**Extracted information:**
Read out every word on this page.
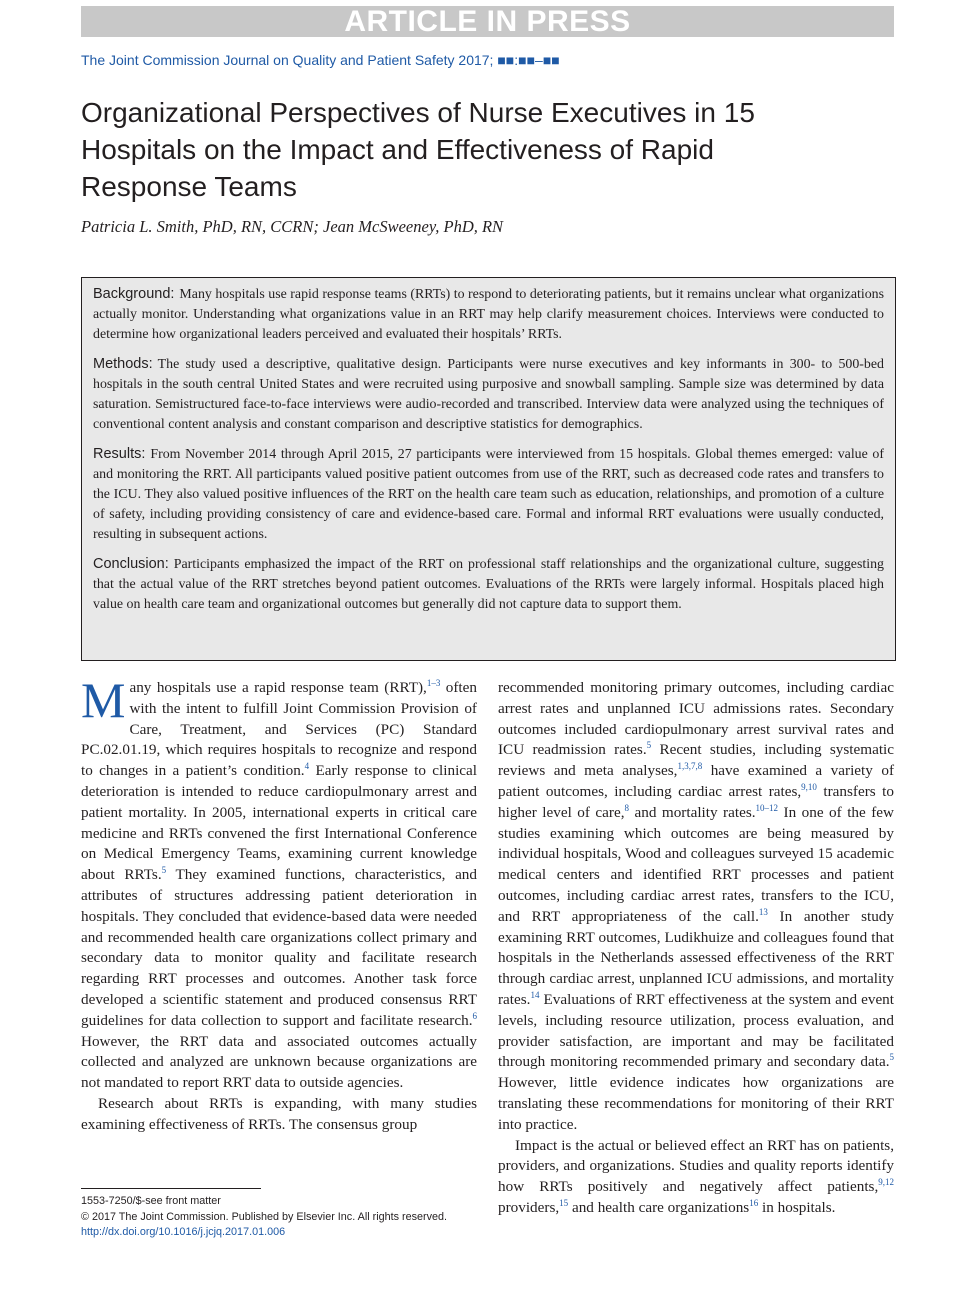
ARTICLE IN PRESS
The Joint Commission Journal on Quality and Patient Safety 2017; ■■:■■–■■
Organizational Perspectives of Nurse Executives in 15 Hospitals on the Impact and Effectiveness of Rapid Response Teams
Patricia L. Smith, PhD, RN, CCRN; Jean McSweeney, PhD, RN

Background: Many hospitals use rapid response teams (RRTs) to respond to deteriorating patients, but it remains unclear what organizations actually monitor. Understanding what organizations value in an RRT may help clarify measurement choices. Interviews were conducted to determine how organizational leaders perceived and evaluated their hospitals’ RRTs.

Methods: The study used a descriptive, qualitative design. Participants were nurse executives and key informants in 300- to 500-bed hospitals in the south central United States and were recruited using purposive and snowball sampling. Sample size was determined by data saturation. Semistructured face-to-face interviews were audio-recorded and transcribed. Interview data were analyzed using the techniques of conventional content analysis and constant comparison and descriptive statistics for demographics.

Results: From November 2014 through April 2015, 27 participants were interviewed from 15 hospitals. Global themes emerged: value of and monitoring the RRT. All participants valued positive patient outcomes from use of the RRT, such as decreased code rates and transfers to the ICU. They also valued positive influences of the RRT on the health care team such as education, relationships, and promotion of a culture of safety, including providing consistency of care and evidence-based care. Formal and informal RRT evaluations were usually conducted, resulting in subsequent actions.

Conclusion: Participants emphasized the impact of the RRT on professional staff relationships and the organizational culture, suggesting that the actual value of the RRT stretches beyond patient outcomes. Evaluations of the RRTs were largely informal. Hospitals placed high value on health care team and organizational outcomes but generally did not capture data to support them.

Many hospitals use a rapid response team (RRT),$^{1-3}$ often with the intent to fulfill Joint Commission Provision of Care, Treatment, and Services (PC) Standard PC.02.01.19, which requires hospitals to recognize and respond to changes in a patient’s condition.$^4$ Early response to clinical deterioration is intended to reduce cardiopulmonary arrest and patient mortality. In 2005, international experts in critical care medicine and RRTs convened the first International Conference on Medical Emergency Teams, examining current knowledge about RRTs.$^5$ They examined functions, characteristics, and attributes of structures addressing patient deterioration in hospitals. They concluded that evidence-based data were needed and recommended health care organizations collect primary and secondary data to monitor quality and facilitate research regarding RRT processes and outcomes. Another task force developed a scientific statement and produced consensus RRT guidelines for data collection to support and facilitate research.$^6$ However, the RRT data and associated outcomes actually collected and analyzed are unknown because organizations are not mandated to report RRT data to outside agencies.

Research about RRTs is expanding, with many studies examining effectiveness of RRTs. The consensus group

recommended monitoring primary outcomes, including cardiac arrest rates and unplanned ICU admissions rates. Secondary outcomes included cardiopulmonary arrest survival rates and ICU readmission rates.$^5$ Recent studies, including systematic reviews and meta analyses,$^{1,3,7,8}$ have examined a variety of patient outcomes, including cardiac arrest rates,$^{9,10}$ transfers to higher level of care,$^8$ and mortality rates.$^{10-12}$ In one of the few studies examining which outcomes are being measured by individual hospitals, Wood and colleagues surveyed 15 academic medical centers and identified RRT processes and patient outcomes, including cardiac arrest rates, transfers to the ICU, and RRT appropriateness of the call.$^{13}$ In another study examining RRT outcomes, Ludikhuize and colleagues found that hospitals in the Netherlands assessed effectiveness of the RRT through cardiac arrest, unplanned ICU admissions, and mortality rates.$^{14}$ Evaluations of RRT effectiveness at the system and event levels, including resource utilization, process evaluation, and provider satisfaction, are important and may be facilitated through monitoring recommended primary and secondary data.$^5$ However, little evidence indicates how organizations are translating these recommendations for monitoring of their RRT into practice.

Impact is the actual or believed effect an RRT has on patients, providers, and organizations. Studies and quality reports identify how RRTs positively and negatively affect patients,$^{9,12}$ providers,$^{15}$ and health care organizations$^{16}$ in hospitals.

1553-7250/$-see front matter
© 2017 The Joint Commission. Published by Elsevier Inc. All rights reserved.
http://dx.doi.org/10.1016/j.jcjq.2017.01.006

**Work instruction:**
In the data above, copy every line where the string "patients" appears.

**Solution to the exercise:**
Background: Many hospitals use rapid response teams (RRTs) to respond to deteriorating patients, but it remains unclear what organizations actually monitor. Understanding what organizations value in an RRT may help clarify measurement choices. Interviews were conducted to determine how organizational leaders perceived and evaluated their hospitals’ RRTs.
Impact is the actual or believed effect an RRT has on patients, providers, and organizations. Studies and quality reports identify how RRTs positively and negatively affect patients,$^{9,12}$ providers,$^{15}$ and health care organizations$^{16}$ in hospitals.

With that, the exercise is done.